— start —

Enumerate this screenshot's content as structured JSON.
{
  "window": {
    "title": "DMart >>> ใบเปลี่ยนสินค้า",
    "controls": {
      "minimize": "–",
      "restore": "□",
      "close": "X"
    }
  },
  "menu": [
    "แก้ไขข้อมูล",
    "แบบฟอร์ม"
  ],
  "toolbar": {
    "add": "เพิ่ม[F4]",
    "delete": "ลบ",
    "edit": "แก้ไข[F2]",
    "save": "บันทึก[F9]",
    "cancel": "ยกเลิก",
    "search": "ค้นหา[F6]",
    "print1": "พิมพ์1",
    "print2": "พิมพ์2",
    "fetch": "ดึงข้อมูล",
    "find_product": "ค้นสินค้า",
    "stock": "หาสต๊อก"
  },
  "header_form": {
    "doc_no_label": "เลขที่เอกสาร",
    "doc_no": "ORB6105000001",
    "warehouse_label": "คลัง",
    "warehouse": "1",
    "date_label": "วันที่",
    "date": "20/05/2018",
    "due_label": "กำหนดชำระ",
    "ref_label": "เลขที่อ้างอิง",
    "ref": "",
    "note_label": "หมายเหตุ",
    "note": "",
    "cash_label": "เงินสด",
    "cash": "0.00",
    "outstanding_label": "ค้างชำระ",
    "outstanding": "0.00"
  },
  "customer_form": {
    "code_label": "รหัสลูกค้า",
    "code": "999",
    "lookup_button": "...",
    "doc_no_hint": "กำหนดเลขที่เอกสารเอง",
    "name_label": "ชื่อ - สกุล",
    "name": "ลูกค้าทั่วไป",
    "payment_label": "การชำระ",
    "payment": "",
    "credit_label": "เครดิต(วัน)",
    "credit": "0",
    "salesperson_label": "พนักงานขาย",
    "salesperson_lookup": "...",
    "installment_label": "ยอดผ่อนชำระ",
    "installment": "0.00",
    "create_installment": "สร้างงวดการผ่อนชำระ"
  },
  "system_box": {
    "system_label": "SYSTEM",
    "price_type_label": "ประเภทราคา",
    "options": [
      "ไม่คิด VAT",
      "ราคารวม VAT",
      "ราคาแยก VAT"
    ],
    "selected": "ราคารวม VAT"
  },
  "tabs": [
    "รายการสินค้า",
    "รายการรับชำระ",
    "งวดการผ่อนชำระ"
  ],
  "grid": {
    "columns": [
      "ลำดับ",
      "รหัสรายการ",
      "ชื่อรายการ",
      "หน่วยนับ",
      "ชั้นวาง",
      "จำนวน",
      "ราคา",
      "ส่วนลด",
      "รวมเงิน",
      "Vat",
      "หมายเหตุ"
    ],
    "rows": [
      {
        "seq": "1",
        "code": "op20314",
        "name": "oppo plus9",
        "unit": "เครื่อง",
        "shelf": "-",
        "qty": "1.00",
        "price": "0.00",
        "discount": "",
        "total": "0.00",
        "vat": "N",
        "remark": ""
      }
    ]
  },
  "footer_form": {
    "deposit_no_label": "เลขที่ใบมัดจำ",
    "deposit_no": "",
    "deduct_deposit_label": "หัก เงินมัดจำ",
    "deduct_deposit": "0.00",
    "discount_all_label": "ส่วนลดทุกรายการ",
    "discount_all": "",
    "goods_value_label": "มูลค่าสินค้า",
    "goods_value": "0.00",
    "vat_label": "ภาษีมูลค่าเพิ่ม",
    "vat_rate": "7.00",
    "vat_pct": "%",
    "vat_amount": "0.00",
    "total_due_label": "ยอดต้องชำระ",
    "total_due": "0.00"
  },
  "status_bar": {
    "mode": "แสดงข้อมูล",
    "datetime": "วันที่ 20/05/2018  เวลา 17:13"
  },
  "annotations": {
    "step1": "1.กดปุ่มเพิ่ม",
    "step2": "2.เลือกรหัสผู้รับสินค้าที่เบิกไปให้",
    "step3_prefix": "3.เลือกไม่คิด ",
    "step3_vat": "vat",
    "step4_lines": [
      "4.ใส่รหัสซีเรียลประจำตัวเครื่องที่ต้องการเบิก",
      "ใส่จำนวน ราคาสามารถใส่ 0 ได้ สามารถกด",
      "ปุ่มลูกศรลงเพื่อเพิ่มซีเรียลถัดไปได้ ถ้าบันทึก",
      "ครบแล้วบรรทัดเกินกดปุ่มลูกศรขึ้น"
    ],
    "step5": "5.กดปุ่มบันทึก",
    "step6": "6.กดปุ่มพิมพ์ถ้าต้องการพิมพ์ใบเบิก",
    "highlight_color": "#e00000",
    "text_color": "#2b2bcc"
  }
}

— end —

● Exercise aim:
Your task is to quote the listing above word for word.

● Solution to this problem:
Enumerate this screenshot's content as structured JSON.
{
  "window": {
    "title": "DMart >>> ใบเปลี่ยนสินค้า",
    "controls": {
      "minimize": "–",
      "restore": "□",
      "close": "X"
    }
  },
  "menu": [
    "แก้ไขข้อมูล",
    "แบบฟอร์ม"
  ],
  "toolbar": {
    "add": "เพิ่ม[F4]",
    "delete": "ลบ",
    "edit": "แก้ไข[F2]",
    "save": "บันทึก[F9]",
    "cancel": "ยกเลิก",
    "search": "ค้นหา[F6]",
    "print1": "พิมพ์1",
    "print2": "พิมพ์2",
    "fetch": "ดึงข้อมูล",
    "find_product": "ค้นสินค้า",
    "stock": "หาสต๊อก"
  },
  "header_form": {
    "doc_no_label": "เลขที่เอกสาร",
    "doc_no": "ORB6105000001",
    "warehouse_label": "คลัง",
    "warehouse": "1",
    "date_label": "วันที่",
    "date": "20/05/2018",
    "due_label": "กำหนดชำระ",
    "ref_label": "เลขที่อ้างอิง",
    "ref": "",
    "note_label": "หมายเหตุ",
    "note": "",
    "cash_label": "เงินสด",
    "cash": "0.00",
    "outstanding_label": "ค้างชำระ",
    "outstanding": "0.00"
  },
  "customer_form": {
    "code_label": "รหัสลูกค้า",
    "code": "999",
    "lookup_button": "...",
    "doc_no_hint": "กำหนดเลขที่เอกสารเอง",
    "name_label": "ชื่อ - สกุล",
    "name": "ลูกค้าทั่วไป",
    "payment_label": "การชำระ",
    "payment": "",
    "credit_label": "เครดิต(วัน)",
    "credit": "0",
    "salesperson_label": "พนักงานขาย",
    "salesperson_lookup": "...",
    "installment_label": "ยอดผ่อนชำระ",
    "installment": "0.00",
    "create_installment": "สร้างงวดการผ่อนชำระ"
  },
  "system_box": {
    "system_label": "SYSTEM",
    "price_type_label": "ประเภทราคา",
    "options": [
      "ไม่คิด VAT",
      "ราคารวม VAT",
      "ราคาแยก VAT"
    ],
    "selected": "ราคารวม VAT"
  },
  "tabs": [
    "รายการสินค้า",
    "รายการรับชำระ",
    "งวดการผ่อนชำระ"
  ],
  "grid": {
    "columns": [
      "ลำดับ",
      "รหัสรายการ",
      "ชื่อรายการ",
      "หน่วยนับ",
      "ชั้นวาง",
      "จำนวน",
      "ราคา",
      "ส่วนลด",
      "รวมเงิน",
      "Vat",
      "หมายเหตุ"
    ],
    "rows": [
      {
        "seq": "1",
        "code": "op20314",
        "name": "oppo plus9",
        "unit": "เครื่อง",
        "shelf": "-",
        "qty": "1.00",
        "price": "0.00",
        "discount": "",
        "total": "0.00",
        "vat": "N",
        "remark": ""
      }
    ]
  },
  "footer_form": {
    "deposit_no_label": "เลขที่ใบมัดจำ",
    "deposit_no": "",
    "deduct_deposit_label": "หัก เงินมัดจำ",
    "deduct_deposit": "0.00",
    "discount_all_label": "ส่วนลดทุกรายการ",
    "discount_all": "",
    "goods_value_label": "มูลค่าสินค้า",
    "goods_value": "0.00",
    "vat_label": "ภาษีมูลค่าเพิ่ม",
    "vat_rate": "7.00",
    "vat_pct": "%",
    "vat_amount": "0.00",
    "total_due_label": "ยอดต้องชำระ",
    "total_due": "0.00"
  },
  "status_bar": {
    "mode": "แสดงข้อมูล",
    "datetime": "วันที่ 20/05/2018  เวลา 17:13"
  },
  "annotations": {
    "step1": "1.กดปุ่มเพิ่ม",
    "step2": "2.เลือกรหัสผู้รับสินค้าที่เบิกไปให้",
    "step3_prefix": "3.เลือกไม่คิด ",
    "step3_vat": "vat",
    "step4_lines": [
      "4.ใส่รหัสซีเรียลประจำตัวเครื่องที่ต้องการเบิก",
      "ใส่จำนวน ราคาสามารถใส่ 0 ได้ สามารถกด",
      "ปุ่มลูกศรลงเพื่อเพิ่มซีเรียลถัดไปได้ ถ้าบันทึก",
      "ครบแล้วบรรทัดเกินกดปุ่มลูกศรขึ้น"
    ],
    "step5": "5.กดปุ่มบันทึก",
    "step6": "6.กดปุ่มพิมพ์ถ้าต้องการพิมพ์ใบเบิก",
    "highlight_color": "#e00000",
    "text_color": "#2b2bcc"
  }
}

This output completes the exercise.